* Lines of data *
□ □ □ □

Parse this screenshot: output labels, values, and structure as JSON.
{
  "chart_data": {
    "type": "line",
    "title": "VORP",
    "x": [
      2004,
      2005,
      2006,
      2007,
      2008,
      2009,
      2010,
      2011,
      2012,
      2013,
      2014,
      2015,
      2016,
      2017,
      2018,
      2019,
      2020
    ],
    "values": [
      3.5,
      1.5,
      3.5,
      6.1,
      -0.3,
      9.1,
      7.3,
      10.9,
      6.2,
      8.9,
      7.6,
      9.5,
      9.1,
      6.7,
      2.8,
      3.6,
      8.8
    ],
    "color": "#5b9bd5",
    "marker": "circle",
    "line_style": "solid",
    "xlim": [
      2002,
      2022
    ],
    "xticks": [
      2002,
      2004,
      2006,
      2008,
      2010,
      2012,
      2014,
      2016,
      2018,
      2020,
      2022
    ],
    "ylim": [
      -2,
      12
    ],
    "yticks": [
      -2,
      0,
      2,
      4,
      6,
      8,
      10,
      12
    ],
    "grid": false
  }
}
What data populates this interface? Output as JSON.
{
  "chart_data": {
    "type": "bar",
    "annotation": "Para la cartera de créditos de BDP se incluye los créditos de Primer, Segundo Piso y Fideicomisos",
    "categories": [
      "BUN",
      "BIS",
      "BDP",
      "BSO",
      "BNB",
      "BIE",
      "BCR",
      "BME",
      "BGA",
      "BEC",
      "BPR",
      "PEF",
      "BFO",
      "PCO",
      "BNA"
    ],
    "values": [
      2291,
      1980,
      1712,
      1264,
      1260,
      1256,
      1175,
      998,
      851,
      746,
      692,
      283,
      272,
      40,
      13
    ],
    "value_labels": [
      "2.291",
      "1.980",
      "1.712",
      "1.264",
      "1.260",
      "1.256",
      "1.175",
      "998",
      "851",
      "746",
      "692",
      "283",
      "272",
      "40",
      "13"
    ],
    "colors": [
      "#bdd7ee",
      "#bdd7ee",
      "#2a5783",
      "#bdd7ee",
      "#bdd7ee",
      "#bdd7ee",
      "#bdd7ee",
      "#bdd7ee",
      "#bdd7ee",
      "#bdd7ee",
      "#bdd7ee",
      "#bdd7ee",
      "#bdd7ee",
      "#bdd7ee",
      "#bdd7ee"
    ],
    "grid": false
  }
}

□ □ □ □

* AIM OF THE TASK *
Reproduce the listing shown above in its entirety, exactly.

* RESULT *
Parse this screenshot: output labels, values, and structure as JSON.
{
  "chart_data": {
    "type": "line",
    "title": "VORP",
    "x": [
      2004,
      2005,
      2006,
      2007,
      2008,
      2009,
      2010,
      2011,
      2012,
      2013,
      2014,
      2015,
      2016,
      2017,
      2018,
      2019,
      2020
    ],
    "values": [
      3.5,
      1.5,
      3.5,
      6.1,
      -0.3,
      9.1,
      7.3,
      10.9,
      6.2,
      8.9,
      7.6,
      9.5,
      9.1,
      6.7,
      2.8,
      3.6,
      8.8
    ],
    "color": "#5b9bd5",
    "marker": "circle",
    "line_style": "solid",
    "xlim": [
      2002,
      2022
    ],
    "xticks": [
      2002,
      2004,
      2006,
      2008,
      2010,
      2012,
      2014,
      2016,
      2018,
      2020,
      2022
    ],
    "ylim": [
      -2,
      12
    ],
    "yticks": [
      -2,
      0,
      2,
      4,
      6,
      8,
      10,
      12
    ],
    "grid": false
  }
}
What data populates this interface? Output as JSON.
{
  "chart_data": {
    "type": "bar",
    "annotation": "Para la cartera de créditos de BDP se incluye los créditos de Primer, Segundo Piso y Fideicomisos",
    "categories": [
      "BUN",
      "BIS",
      "BDP",
      "BSO",
      "BNB",
      "BIE",
      "BCR",
      "BME",
      "BGA",
      "BEC",
      "BPR",
      "PEF",
      "BFO",
      "PCO",
      "BNA"
    ],
    "values": [
      2291,
      1980,
      1712,
      1264,
      1260,
      1256,
      1175,
      998,
      851,
      746,
      692,
      283,
      272,
      40,
      13
    ],
    "value_labels": [
      "2.291",
      "1.980",
      "1.712",
      "1.264",
      "1.260",
      "1.256",
      "1.175",
      "998",
      "851",
      "746",
      "692",
      "283",
      "272",
      "40",
      "13"
    ],
    "colors": [
      "#bdd7ee",
      "#bdd7ee",
      "#2a5783",
      "#bdd7ee",
      "#bdd7ee",
      "#bdd7ee",
      "#bdd7ee",
      "#bdd7ee",
      "#bdd7ee",
      "#bdd7ee",
      "#bdd7ee",
      "#bdd7ee",
      "#bdd7ee",
      "#bdd7ee",
      "#bdd7ee"
    ],
    "grid": false
  }
}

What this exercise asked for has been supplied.